§ **Stated problem**: Find each line holding "ylabel" and copy it out.

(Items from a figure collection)
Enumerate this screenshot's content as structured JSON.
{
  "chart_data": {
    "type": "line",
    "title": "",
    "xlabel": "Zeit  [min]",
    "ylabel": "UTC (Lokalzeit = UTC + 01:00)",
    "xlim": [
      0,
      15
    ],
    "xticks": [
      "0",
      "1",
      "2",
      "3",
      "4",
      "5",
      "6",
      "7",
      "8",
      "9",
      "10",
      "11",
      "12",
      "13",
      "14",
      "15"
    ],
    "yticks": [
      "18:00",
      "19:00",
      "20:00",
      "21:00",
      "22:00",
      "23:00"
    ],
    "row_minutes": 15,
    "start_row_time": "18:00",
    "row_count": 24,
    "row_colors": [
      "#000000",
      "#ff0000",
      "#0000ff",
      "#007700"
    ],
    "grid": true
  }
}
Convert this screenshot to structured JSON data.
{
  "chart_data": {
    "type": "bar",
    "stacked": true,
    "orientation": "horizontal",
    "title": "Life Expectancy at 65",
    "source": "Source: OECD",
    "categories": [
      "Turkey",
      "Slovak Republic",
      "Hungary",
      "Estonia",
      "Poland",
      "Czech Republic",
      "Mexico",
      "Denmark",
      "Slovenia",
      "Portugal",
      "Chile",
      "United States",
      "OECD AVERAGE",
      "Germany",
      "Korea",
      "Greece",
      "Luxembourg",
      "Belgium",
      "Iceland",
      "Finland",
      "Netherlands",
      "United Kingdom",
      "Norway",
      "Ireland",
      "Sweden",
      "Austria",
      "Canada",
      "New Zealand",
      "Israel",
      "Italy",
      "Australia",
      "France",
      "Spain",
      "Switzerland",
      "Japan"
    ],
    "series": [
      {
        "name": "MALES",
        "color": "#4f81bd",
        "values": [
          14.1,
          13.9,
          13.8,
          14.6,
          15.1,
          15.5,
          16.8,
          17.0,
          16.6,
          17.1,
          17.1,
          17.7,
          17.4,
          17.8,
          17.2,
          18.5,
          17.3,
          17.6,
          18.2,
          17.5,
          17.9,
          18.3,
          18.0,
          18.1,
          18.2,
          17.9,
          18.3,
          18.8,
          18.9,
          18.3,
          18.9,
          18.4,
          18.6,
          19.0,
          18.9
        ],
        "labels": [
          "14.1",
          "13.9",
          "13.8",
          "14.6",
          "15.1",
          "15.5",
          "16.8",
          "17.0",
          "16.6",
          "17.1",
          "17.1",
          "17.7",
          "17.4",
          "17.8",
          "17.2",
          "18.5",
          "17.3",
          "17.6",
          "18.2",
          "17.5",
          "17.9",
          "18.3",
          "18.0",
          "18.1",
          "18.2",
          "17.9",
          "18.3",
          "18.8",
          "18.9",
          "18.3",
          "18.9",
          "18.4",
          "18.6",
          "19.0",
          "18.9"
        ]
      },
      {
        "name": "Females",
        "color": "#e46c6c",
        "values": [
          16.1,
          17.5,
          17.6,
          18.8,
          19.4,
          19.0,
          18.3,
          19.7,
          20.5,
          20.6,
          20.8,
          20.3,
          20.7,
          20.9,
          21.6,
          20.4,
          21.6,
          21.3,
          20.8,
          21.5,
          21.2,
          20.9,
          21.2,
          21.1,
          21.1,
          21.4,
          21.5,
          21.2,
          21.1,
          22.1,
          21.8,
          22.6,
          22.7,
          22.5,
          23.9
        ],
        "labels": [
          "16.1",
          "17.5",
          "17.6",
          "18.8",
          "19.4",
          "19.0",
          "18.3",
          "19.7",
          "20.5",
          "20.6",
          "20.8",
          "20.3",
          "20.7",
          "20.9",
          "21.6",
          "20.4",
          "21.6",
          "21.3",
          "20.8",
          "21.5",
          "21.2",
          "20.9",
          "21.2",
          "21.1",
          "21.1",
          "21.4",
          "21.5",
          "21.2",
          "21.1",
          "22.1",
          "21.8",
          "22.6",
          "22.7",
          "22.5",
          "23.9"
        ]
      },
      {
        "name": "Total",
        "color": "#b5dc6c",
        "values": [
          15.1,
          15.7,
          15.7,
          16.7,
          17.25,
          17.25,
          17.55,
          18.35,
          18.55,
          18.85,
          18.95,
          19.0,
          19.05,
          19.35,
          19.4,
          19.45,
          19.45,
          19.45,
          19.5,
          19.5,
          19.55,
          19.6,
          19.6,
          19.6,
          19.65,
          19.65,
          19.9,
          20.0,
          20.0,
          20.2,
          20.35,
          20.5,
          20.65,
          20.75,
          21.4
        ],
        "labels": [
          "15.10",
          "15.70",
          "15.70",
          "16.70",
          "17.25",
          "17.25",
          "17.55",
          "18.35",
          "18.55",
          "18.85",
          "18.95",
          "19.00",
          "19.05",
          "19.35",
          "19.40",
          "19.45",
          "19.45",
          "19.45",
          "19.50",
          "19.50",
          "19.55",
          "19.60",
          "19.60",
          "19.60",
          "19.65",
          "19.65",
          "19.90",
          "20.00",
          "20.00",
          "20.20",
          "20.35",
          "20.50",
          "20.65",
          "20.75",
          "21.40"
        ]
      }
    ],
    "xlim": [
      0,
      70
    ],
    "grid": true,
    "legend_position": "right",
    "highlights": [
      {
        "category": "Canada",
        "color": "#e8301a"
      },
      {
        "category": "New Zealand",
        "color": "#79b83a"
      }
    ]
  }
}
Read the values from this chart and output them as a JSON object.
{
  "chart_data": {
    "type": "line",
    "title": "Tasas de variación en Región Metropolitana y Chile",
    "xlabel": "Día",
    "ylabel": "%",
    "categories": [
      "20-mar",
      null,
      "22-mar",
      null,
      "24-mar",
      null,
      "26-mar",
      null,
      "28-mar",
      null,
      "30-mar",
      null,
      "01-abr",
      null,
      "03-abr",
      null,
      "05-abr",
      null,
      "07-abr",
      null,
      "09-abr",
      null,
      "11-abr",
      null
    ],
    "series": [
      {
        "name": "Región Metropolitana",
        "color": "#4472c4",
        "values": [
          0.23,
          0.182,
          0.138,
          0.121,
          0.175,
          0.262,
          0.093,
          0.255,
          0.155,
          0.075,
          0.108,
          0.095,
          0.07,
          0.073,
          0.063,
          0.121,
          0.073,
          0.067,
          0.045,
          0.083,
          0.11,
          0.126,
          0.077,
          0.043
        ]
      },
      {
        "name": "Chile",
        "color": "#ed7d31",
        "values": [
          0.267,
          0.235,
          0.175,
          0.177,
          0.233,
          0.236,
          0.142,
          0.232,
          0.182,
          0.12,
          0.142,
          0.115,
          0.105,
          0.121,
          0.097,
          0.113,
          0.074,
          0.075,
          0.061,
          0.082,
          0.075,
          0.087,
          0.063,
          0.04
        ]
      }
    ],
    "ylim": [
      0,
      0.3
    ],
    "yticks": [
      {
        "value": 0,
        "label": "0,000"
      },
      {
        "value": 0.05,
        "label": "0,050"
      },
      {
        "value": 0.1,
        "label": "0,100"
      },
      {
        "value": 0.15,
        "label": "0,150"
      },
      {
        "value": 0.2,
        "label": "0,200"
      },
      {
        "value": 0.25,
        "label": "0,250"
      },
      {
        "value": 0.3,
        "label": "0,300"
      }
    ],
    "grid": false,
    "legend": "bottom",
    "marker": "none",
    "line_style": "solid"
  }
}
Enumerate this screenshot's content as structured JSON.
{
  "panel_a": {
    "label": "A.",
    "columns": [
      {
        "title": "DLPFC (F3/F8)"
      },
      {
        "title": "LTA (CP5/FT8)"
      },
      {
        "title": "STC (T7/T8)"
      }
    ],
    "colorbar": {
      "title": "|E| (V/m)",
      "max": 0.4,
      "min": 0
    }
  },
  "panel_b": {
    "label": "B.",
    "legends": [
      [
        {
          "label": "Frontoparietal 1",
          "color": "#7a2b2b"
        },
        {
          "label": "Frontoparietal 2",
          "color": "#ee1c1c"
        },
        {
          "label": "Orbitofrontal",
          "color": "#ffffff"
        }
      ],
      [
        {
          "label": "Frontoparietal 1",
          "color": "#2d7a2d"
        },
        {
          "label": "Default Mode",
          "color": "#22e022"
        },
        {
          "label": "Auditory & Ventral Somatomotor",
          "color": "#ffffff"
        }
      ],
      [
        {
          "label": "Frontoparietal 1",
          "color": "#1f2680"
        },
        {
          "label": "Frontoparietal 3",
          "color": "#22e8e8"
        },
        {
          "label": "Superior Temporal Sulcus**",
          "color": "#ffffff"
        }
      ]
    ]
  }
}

§ **Response to this task**:
    "ylabel": "UTC (Lokalzeit = UTC + 01:00)",
    "ylabel": "%",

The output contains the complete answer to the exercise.